------ DATA FOR THIS TASK

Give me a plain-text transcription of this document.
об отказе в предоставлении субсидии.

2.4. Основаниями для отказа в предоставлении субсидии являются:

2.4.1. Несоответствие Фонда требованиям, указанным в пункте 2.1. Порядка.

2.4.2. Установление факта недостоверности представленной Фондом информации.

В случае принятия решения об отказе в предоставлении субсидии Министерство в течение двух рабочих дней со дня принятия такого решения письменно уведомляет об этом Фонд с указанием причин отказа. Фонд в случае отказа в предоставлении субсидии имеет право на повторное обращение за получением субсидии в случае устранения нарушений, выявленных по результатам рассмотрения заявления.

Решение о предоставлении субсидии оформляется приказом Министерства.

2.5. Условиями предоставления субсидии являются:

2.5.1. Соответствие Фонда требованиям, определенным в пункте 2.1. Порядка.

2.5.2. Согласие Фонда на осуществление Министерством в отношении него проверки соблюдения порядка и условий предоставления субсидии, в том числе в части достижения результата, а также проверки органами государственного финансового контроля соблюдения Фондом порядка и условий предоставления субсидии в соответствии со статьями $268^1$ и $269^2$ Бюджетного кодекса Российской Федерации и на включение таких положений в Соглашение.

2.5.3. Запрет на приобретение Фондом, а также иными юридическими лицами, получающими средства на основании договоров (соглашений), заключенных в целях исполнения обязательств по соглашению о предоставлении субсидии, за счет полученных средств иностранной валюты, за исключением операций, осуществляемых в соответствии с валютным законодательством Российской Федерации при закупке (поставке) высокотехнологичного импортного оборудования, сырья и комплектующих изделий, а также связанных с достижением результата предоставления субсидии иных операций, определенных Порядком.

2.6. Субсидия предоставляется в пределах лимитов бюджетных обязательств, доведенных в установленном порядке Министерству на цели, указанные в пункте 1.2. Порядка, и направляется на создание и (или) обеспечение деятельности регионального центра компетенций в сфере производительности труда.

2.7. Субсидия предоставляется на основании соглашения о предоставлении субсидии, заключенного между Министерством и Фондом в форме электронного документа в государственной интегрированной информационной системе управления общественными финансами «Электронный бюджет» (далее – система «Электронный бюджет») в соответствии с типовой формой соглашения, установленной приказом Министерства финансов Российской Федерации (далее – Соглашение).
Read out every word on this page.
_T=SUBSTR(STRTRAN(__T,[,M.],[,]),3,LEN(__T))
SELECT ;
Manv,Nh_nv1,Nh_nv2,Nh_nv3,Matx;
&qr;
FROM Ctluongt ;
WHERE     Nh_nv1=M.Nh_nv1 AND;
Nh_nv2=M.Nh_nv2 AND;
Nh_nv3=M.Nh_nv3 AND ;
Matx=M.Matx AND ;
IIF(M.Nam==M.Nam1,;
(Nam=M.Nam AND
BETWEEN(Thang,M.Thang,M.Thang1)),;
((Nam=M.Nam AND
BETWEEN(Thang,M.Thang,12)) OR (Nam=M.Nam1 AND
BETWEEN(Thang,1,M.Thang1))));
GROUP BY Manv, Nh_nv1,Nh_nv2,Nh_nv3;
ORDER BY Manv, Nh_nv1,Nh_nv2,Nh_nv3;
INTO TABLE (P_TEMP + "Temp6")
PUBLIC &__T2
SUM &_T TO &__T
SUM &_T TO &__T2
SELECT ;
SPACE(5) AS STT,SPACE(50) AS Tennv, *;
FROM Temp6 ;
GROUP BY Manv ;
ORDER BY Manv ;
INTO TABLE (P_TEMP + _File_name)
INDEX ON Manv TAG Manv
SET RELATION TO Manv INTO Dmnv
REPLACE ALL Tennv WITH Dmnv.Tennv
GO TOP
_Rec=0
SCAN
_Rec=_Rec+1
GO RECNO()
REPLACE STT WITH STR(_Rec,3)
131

------------

The records above must be repeated exactly, every one of them.

Give me a plain-text transcription of this document.
об отказе в предоставлении субсидии.

2.4. Основаниями для отказа в предоставлении субсидии являются:

2.4.1. Несоответствие Фонда требованиям, указанным в пункте 2.1. Порядка.

2.4.2. Установление факта недостоверности представленной Фондом информации.

В случае принятия решения об отказе в предоставлении субсидии Министерство в течение двух рабочих дней со дня принятия такого решения письменно уведомляет об этом Фонд с указанием причин отказа. Фонд в случае отказа в предоставлении субсидии имеет право на повторное обращение за получением субсидии в случае устранения нарушений, выявленных по результатам рассмотрения заявления.

Решение о предоставлении субсидии оформляется приказом Министерства.

2.5. Условиями предоставления субсидии являются:

2.5.1. Соответствие Фонда требованиям, определенным в пункте 2.1. Порядка.

2.5.2. Согласие Фонда на осуществление Министерством в отношении него проверки соблюдения порядка и условий предоставления субсидии, в том числе в части достижения результата, а также проверки органами государственного финансового контроля соблюдения Фондом порядка и условий предоставления субсидии в соответствии со статьями $268^1$ и $269^2$ Бюджетного кодекса Российской Федерации и на включение таких положений в Соглашение.

2.5.3. Запрет на приобретение Фондом, а также иными юридическими лицами, получающими средства на основании договоров (соглашений), заключенных в целях исполнения обязательств по соглашению о предоставлении субсидии, за счет полученных средств иностранной валюты, за исключением операций, осуществляемых в соответствии с валютным законодательством Российской Федерации при закупке (поставке) высокотехнологичного импортного оборудования, сырья и комплектующих изделий, а также связанных с достижением результата предоставления субсидии иных операций, определенных Порядком.

2.6. Субсидия предоставляется в пределах лимитов бюджетных обязательств, доведенных в установленном порядке Министерству на цели, указанные в пункте 1.2. Порядка, и направляется на создание и (или) обеспечение деятельности регионального центра компетенций в сфере производительности труда.

2.7. Субсидия предоставляется на основании соглашения о предоставлении субсидии, заключенного между Министерством и Фондом в форме электронного документа в государственной интегрированной информационной системе управления общественными финансами «Электронный бюджет» (далее – система «Электронный бюджет») в соответствии с типовой формой соглашения, установленной приказом Министерства финансов Российской Федерации (далее – Соглашение).
Read out every word on this page.
_T=SUBSTR(STRTRAN(__T,[,M.],[,]),3,LEN(__T))
SELECT ;
Manv,Nh_nv1,Nh_nv2,Nh_nv3,Matx;
&qr;
FROM Ctluongt ;
WHERE     Nh_nv1=M.Nh_nv1 AND;
Nh_nv2=M.Nh_nv2 AND;
Nh_nv3=M.Nh_nv3 AND ;
Matx=M.Matx AND ;
IIF(M.Nam==M.Nam1,;
(Nam=M.Nam AND
BETWEEN(Thang,M.Thang,M.Thang1)),;
((Nam=M.Nam AND
BETWEEN(Thang,M.Thang,12)) OR (Nam=M.Nam1 AND
BETWEEN(Thang,1,M.Thang1))));
GROUP BY Manv, Nh_nv1,Nh_nv2,Nh_nv3;
ORDER BY Manv, Nh_nv1,Nh_nv2,Nh_nv3;
INTO TABLE (P_TEMP + "Temp6")
PUBLIC &__T2
SUM &_T TO &__T
SUM &_T TO &__T2
SELECT ;
SPACE(5) AS STT,SPACE(50) AS Tennv, *;
FROM Temp6 ;
GROUP BY Manv ;
ORDER BY Manv ;
INTO TABLE (P_TEMP + _File_name)
INDEX ON Manv TAG Manv
SET RELATION TO Manv INTO Dmnv
REPLACE ALL Tennv WITH Dmnv.Tennv
GO TOP
_Rec=0
SCAN
_Rec=_Rec+1
GO RECNO()
REPLACE STT WITH STR(_Rec,3)
131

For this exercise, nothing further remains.